### To be done
Of the lines in the records that follow, how many include the word "Electrons"? Answer with a bare number.

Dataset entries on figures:
────────────────────────────────────────
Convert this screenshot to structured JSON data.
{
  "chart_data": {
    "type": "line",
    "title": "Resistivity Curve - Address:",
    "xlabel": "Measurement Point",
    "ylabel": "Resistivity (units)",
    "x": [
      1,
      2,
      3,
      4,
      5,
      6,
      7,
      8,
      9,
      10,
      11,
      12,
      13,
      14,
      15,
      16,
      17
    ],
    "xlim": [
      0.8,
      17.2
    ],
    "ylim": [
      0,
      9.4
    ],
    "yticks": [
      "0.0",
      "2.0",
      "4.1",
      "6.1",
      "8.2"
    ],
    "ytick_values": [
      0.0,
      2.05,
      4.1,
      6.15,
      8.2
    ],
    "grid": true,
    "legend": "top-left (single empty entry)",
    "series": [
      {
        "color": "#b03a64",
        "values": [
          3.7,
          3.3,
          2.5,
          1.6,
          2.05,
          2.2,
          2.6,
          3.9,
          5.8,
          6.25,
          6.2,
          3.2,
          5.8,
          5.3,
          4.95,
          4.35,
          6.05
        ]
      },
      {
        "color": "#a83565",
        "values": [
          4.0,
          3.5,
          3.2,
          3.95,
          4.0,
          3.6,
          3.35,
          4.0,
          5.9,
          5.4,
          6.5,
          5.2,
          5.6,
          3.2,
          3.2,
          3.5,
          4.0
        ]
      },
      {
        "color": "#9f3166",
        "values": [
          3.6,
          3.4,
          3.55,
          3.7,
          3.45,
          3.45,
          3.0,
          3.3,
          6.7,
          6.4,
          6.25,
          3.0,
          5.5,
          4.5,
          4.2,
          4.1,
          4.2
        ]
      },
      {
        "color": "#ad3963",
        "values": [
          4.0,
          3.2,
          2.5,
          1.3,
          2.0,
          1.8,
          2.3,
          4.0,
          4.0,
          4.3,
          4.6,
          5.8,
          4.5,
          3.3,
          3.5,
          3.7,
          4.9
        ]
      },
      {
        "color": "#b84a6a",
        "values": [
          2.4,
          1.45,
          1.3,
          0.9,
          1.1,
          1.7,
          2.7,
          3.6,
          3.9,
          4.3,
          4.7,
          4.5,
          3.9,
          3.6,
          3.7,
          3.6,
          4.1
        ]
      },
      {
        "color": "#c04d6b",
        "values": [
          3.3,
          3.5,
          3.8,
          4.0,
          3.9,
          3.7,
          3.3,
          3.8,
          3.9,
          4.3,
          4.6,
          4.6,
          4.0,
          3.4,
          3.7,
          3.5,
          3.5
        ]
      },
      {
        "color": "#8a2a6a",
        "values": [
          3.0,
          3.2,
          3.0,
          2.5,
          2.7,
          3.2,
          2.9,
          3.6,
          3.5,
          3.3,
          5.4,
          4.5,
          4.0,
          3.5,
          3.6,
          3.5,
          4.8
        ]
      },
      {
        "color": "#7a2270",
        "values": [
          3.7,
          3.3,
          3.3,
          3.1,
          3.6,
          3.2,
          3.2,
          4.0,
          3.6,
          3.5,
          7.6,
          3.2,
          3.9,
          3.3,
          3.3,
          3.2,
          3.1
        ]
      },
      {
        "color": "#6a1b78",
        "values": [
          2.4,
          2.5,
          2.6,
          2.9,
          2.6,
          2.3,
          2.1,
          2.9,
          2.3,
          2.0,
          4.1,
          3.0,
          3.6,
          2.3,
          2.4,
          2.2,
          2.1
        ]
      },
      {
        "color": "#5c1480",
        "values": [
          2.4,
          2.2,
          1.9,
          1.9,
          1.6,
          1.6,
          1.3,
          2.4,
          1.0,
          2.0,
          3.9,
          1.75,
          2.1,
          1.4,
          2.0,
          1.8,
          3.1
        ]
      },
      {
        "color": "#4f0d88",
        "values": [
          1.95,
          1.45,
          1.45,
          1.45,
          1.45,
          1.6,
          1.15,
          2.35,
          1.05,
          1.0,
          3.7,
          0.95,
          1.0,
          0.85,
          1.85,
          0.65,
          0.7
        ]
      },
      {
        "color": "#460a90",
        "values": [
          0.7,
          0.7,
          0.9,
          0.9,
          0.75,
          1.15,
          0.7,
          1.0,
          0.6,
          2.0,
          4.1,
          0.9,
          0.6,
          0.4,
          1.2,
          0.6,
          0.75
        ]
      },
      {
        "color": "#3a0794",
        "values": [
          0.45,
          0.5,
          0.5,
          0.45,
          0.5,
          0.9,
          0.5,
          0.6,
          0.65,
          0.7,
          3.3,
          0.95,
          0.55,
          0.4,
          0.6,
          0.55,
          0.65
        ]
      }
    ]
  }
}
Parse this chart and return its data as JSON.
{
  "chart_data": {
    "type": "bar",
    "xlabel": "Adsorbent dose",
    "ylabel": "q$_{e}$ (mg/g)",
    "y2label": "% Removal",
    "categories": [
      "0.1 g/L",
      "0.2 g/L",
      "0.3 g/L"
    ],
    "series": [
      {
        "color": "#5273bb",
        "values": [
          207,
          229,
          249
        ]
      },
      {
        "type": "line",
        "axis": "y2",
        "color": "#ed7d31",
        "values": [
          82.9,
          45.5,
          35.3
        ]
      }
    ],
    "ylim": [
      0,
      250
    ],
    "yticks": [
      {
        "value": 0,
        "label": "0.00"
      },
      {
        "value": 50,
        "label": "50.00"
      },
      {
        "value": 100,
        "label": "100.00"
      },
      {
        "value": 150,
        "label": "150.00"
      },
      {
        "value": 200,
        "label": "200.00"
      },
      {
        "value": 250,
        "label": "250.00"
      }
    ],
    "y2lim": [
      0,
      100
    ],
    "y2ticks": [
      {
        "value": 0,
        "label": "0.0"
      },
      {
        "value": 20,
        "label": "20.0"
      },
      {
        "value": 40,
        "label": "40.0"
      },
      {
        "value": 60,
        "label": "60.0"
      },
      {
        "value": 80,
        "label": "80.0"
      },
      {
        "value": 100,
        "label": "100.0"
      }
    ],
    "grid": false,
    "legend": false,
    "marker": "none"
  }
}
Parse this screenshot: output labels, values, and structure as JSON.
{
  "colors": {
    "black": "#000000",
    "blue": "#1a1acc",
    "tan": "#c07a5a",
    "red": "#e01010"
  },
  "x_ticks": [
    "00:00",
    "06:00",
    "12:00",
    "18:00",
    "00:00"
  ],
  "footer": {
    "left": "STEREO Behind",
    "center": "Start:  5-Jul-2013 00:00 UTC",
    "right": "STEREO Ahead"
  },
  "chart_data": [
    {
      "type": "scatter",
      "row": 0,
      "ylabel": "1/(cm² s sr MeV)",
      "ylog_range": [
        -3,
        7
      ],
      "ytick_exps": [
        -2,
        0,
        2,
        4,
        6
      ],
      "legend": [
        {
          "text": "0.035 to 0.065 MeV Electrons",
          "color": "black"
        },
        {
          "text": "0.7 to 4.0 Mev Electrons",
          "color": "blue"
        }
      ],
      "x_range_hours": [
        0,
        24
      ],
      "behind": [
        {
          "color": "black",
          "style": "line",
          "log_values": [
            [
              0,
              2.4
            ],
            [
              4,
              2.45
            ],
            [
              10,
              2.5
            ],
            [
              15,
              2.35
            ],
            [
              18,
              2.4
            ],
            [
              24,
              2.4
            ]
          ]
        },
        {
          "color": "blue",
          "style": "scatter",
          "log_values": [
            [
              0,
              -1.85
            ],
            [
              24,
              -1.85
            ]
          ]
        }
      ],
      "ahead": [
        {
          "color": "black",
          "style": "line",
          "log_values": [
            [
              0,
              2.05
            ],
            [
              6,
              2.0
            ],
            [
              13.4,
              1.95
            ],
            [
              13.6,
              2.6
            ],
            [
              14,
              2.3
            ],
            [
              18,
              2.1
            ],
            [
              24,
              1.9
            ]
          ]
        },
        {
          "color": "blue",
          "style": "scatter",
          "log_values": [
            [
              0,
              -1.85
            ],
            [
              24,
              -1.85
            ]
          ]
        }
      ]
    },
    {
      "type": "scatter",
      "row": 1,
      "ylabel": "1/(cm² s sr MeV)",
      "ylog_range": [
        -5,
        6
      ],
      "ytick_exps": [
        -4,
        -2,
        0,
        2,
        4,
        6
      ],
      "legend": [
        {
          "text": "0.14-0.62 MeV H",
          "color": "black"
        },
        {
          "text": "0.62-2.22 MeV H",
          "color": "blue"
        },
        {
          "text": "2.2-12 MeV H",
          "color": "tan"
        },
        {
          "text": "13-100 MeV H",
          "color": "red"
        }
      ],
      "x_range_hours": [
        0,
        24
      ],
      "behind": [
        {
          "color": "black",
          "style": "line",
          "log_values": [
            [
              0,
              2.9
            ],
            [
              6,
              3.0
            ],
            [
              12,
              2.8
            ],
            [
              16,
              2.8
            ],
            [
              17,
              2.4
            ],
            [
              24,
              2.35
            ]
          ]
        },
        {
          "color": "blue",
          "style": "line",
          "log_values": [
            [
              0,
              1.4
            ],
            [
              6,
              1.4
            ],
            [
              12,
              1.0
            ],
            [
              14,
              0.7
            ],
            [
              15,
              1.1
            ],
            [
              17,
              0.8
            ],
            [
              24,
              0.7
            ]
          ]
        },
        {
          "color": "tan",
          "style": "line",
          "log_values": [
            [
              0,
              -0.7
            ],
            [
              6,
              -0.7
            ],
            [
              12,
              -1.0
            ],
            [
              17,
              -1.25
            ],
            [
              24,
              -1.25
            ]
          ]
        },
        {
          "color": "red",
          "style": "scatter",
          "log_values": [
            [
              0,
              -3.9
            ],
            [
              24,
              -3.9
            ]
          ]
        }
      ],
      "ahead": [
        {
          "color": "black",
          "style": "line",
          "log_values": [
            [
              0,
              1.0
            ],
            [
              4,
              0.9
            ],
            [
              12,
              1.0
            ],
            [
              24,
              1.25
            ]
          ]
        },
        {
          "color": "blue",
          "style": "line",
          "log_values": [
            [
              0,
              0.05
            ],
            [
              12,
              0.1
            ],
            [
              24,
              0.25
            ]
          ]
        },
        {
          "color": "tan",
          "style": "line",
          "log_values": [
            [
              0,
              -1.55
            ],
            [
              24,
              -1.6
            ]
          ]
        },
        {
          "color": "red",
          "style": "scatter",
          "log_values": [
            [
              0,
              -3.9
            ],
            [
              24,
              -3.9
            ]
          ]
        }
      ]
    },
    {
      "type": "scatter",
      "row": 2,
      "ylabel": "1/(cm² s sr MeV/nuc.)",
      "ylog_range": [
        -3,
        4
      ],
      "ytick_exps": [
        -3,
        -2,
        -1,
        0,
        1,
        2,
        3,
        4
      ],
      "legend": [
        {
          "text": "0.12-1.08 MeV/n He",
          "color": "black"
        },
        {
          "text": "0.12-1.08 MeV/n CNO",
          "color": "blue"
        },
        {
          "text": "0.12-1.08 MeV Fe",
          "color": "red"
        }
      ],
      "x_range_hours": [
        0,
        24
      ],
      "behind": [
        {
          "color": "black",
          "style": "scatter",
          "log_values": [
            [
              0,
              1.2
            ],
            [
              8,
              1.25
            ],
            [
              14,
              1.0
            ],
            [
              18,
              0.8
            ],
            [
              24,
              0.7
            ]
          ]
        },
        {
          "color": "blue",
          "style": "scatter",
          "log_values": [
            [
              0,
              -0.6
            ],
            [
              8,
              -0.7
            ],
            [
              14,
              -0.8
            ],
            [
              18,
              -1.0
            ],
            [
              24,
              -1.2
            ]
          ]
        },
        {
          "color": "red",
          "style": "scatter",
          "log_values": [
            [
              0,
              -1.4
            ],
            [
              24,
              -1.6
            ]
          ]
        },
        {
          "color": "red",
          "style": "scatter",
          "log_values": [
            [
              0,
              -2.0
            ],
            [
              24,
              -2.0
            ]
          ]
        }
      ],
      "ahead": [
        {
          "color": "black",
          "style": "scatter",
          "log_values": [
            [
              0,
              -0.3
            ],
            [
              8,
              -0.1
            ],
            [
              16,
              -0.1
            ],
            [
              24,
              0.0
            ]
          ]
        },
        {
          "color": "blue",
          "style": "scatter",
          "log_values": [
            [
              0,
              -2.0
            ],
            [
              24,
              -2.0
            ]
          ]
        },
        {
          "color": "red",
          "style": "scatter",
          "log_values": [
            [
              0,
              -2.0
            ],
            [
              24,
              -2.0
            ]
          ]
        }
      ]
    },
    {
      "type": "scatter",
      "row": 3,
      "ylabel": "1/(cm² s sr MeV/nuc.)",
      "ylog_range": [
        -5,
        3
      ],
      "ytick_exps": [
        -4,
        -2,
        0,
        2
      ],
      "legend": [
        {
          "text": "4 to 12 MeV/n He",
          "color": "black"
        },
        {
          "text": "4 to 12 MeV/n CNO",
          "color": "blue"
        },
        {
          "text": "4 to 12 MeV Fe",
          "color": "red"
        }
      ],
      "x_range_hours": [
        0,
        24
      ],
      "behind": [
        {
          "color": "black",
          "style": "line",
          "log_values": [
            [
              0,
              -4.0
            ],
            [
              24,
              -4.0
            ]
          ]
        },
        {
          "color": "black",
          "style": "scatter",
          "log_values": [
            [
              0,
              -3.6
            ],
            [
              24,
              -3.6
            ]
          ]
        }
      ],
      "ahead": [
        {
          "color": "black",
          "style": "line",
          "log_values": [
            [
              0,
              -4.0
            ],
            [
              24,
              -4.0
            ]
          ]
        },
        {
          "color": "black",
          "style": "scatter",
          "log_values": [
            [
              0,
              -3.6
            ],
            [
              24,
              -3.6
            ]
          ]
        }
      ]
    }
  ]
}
────────────────────────────────────────
### The output
2